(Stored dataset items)
- - - - - - -
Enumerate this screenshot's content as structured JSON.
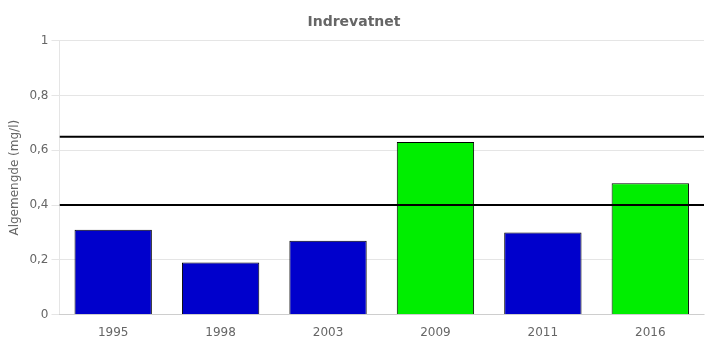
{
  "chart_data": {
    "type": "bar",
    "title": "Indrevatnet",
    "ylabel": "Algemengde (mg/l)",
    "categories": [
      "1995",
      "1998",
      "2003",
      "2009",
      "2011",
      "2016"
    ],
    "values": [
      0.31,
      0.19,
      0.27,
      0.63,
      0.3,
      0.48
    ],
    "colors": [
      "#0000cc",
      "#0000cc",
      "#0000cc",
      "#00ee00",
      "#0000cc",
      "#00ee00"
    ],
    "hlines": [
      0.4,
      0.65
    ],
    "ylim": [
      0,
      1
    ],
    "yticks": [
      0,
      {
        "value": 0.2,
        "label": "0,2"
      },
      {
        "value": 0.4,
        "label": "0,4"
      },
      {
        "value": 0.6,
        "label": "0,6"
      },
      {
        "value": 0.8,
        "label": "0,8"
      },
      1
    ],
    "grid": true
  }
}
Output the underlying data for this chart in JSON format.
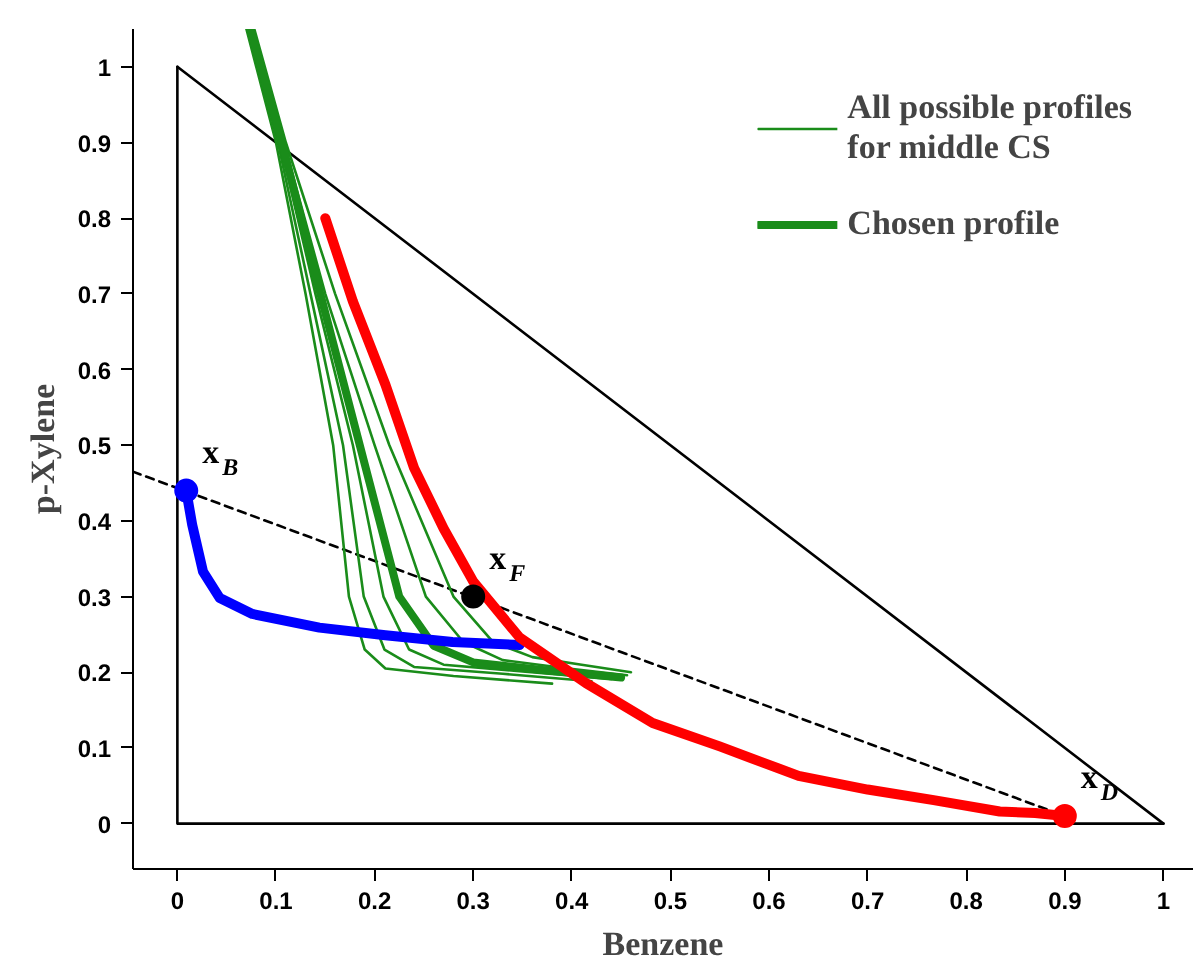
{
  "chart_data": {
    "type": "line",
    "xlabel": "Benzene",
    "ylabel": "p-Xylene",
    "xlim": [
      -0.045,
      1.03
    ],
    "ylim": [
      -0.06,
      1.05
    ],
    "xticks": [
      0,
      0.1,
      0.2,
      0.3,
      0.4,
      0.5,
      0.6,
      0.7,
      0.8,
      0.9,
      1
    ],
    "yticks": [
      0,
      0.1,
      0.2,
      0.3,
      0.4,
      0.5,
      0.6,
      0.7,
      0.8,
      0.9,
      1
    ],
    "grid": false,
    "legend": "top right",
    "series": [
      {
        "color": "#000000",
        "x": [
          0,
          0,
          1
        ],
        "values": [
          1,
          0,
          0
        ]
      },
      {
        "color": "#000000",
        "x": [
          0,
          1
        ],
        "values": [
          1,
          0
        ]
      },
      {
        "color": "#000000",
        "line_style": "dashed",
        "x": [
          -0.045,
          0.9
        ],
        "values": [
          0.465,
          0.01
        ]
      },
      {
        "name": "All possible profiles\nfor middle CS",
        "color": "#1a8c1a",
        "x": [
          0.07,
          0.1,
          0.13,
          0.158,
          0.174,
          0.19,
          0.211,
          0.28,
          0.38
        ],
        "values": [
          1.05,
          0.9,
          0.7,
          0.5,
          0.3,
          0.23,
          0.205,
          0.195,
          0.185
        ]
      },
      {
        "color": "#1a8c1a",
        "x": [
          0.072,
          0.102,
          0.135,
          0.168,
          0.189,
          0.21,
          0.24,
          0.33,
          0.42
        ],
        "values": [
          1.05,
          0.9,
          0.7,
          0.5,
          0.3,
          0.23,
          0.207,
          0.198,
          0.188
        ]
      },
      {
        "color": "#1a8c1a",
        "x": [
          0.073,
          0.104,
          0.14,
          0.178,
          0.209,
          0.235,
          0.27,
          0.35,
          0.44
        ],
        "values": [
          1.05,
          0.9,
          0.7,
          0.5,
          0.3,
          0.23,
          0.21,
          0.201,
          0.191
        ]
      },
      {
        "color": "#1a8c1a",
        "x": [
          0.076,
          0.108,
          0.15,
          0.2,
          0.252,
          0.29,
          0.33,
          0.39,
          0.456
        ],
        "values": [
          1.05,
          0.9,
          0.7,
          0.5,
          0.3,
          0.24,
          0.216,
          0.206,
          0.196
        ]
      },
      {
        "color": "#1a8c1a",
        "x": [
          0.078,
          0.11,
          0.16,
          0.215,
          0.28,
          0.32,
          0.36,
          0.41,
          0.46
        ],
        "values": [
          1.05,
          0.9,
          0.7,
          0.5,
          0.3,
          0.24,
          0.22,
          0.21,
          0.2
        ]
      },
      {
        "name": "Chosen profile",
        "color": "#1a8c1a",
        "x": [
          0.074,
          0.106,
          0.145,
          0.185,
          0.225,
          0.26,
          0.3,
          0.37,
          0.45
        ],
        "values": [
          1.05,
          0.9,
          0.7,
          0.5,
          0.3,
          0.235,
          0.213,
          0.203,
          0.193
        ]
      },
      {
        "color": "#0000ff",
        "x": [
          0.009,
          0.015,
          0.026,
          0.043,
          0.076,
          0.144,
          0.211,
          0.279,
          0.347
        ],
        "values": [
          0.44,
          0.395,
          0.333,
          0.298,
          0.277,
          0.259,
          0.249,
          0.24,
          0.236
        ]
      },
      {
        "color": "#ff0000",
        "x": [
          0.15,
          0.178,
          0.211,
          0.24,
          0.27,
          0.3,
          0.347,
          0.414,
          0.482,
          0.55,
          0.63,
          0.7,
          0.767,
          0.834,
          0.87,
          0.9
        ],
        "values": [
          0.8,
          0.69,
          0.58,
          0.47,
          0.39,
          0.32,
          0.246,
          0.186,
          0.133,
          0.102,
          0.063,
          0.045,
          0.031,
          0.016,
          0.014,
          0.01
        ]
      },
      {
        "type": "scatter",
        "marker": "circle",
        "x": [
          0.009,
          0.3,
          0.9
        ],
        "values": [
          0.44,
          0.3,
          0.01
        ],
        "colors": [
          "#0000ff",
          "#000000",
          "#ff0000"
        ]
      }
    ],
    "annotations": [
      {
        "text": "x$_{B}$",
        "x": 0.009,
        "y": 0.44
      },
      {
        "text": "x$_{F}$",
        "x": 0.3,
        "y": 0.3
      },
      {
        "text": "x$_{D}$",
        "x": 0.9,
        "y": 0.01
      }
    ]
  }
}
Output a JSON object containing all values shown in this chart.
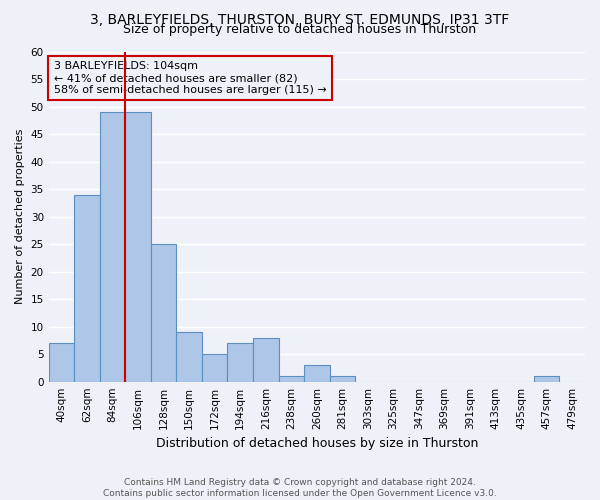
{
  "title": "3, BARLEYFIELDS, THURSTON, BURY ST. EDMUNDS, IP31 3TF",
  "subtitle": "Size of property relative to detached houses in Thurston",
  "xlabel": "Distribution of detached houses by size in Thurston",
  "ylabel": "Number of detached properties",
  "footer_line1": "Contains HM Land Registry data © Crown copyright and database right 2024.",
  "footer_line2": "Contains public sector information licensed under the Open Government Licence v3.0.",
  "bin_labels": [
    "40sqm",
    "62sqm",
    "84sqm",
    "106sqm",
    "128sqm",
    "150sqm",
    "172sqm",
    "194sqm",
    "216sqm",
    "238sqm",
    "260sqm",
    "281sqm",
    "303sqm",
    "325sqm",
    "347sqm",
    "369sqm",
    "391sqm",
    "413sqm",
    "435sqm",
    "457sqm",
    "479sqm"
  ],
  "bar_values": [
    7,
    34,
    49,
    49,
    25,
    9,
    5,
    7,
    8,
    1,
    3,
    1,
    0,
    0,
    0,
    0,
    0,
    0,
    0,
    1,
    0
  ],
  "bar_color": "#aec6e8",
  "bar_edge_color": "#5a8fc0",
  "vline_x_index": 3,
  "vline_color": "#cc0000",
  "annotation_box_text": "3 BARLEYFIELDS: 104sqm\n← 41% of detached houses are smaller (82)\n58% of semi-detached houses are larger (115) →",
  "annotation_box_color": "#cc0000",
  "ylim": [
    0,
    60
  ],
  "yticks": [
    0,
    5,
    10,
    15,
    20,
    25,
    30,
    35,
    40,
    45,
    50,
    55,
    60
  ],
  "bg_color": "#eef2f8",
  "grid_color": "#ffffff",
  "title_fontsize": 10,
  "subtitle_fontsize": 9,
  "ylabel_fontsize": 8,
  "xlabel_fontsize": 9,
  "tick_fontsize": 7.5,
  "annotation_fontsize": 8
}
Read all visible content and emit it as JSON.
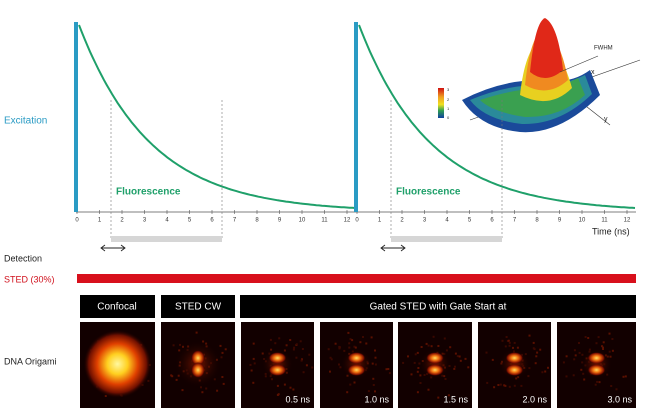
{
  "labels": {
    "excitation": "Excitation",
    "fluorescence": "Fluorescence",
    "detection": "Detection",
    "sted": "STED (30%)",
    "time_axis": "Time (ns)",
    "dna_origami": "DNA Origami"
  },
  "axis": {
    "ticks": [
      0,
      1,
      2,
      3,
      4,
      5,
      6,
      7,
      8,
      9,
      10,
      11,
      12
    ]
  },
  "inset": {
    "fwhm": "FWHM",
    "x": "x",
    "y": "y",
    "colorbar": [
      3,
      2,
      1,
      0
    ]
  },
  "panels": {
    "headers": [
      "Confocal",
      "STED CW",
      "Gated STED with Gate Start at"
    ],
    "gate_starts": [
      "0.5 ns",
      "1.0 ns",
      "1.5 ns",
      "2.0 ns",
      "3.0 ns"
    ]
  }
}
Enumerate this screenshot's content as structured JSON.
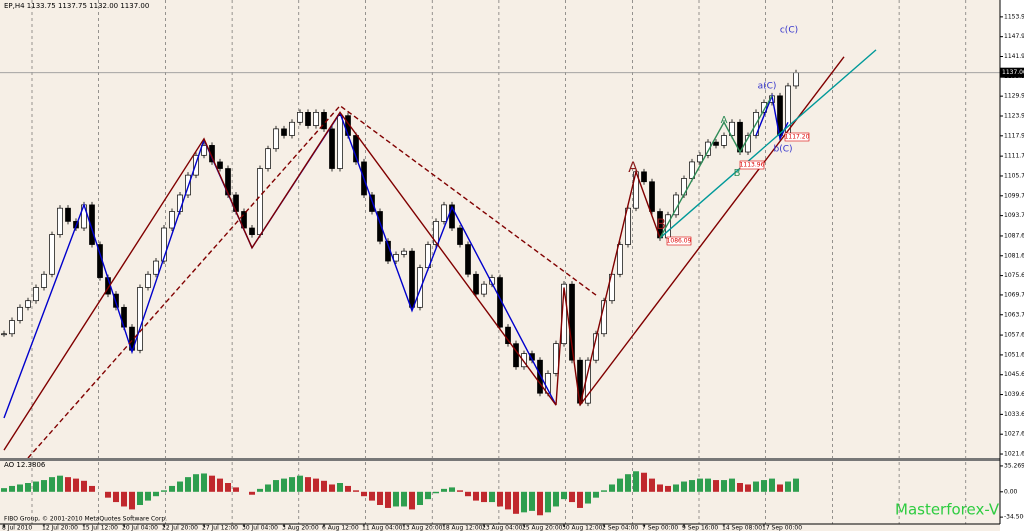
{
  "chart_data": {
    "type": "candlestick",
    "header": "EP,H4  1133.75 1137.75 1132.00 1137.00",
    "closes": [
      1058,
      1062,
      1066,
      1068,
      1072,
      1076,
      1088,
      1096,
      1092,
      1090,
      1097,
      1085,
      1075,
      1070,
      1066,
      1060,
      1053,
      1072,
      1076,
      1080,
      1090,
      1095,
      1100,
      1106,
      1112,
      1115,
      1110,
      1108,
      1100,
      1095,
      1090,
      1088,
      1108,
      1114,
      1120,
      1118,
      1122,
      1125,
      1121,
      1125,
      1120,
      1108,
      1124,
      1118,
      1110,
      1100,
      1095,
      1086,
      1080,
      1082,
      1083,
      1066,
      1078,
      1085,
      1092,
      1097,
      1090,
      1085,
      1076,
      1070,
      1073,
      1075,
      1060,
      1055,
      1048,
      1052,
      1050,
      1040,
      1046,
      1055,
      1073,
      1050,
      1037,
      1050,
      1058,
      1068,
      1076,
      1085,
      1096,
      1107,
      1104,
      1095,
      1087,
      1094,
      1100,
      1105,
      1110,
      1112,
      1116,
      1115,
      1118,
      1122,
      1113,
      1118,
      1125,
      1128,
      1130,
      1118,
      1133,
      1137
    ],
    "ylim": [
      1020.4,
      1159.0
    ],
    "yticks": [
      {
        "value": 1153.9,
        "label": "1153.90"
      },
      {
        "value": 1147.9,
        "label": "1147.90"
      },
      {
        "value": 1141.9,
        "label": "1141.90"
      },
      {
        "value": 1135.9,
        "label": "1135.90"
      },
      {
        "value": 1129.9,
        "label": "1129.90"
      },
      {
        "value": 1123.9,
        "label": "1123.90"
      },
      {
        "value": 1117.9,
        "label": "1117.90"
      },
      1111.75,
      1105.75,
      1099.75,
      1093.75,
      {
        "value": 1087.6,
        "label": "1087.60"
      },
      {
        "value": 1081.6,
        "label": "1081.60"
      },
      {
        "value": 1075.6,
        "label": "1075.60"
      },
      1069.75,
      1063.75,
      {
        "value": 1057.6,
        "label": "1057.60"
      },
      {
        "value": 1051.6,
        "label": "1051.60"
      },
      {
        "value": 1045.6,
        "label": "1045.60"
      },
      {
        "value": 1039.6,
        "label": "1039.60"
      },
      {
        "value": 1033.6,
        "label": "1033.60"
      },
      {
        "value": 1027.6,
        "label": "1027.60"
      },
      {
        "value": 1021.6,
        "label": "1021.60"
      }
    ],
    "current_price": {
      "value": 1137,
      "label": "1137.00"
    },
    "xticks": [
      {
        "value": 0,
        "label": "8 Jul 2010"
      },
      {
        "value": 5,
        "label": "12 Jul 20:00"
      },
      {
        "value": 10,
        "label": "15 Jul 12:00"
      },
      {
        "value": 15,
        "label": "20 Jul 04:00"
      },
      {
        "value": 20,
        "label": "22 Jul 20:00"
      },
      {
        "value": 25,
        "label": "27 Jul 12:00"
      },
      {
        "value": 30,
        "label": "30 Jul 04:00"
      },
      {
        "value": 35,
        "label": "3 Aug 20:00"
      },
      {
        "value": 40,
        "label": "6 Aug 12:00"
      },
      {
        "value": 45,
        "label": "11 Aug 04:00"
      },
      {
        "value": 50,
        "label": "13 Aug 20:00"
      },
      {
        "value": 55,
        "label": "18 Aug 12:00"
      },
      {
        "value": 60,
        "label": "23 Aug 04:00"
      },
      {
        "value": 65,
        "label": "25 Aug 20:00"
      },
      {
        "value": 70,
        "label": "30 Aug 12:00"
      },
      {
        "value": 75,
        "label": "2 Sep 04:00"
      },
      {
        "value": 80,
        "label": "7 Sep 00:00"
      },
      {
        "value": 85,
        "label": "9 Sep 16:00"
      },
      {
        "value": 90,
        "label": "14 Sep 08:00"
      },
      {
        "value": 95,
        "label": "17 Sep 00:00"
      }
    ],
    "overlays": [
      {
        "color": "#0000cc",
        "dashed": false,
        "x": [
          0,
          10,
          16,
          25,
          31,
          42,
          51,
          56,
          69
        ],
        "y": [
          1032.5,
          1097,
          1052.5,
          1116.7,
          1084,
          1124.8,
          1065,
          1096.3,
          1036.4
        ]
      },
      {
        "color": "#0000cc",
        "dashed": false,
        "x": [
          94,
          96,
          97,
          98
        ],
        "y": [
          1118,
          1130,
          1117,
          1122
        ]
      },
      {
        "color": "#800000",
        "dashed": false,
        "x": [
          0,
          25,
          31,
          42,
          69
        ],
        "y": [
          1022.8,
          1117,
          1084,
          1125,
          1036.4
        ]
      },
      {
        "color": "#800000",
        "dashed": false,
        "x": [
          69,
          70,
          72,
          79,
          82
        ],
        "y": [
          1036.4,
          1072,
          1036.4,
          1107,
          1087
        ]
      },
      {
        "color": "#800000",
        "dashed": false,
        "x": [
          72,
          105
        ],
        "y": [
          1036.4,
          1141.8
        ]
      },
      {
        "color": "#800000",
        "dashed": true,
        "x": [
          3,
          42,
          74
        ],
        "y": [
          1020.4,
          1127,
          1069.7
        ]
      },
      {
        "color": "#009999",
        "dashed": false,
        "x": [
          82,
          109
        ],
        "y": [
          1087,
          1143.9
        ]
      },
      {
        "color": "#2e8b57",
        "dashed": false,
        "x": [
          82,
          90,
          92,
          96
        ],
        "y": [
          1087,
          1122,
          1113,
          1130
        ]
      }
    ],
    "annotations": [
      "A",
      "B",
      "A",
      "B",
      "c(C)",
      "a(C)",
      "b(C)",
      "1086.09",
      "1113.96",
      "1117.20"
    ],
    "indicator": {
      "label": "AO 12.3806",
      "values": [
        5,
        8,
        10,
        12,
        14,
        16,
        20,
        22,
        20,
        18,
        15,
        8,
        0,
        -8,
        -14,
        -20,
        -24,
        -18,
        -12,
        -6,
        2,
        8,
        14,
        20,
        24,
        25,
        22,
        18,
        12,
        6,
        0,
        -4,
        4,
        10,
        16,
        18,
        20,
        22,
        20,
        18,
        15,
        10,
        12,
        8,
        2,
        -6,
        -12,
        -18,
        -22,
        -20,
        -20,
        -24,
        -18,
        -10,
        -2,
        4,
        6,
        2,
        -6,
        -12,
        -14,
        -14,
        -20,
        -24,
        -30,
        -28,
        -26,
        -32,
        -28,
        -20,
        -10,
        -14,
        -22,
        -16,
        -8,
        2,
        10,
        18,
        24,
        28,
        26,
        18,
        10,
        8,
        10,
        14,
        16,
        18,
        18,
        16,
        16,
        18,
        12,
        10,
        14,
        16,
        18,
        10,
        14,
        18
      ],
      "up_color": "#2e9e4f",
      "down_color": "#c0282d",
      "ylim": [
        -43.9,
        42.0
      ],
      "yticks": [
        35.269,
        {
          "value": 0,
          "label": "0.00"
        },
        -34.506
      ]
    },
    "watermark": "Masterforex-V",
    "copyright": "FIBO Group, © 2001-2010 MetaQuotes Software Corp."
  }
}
- - - - - - -
**WRITTEN PROBLEM**
Return each line that includes "BARLEYFIELDS".

**COMPLETE ANSWER**
  "title": "3, BARLEYFIELDS, THURSTON, BURY ST. EDMUNDS, IP31 3TF",
  "annotation_box_text": "3 BARLEYFIELDS: 104sqm\n← 41% of detached houses are smaller (82)\n58% of semi-detached houses are larger (115) →",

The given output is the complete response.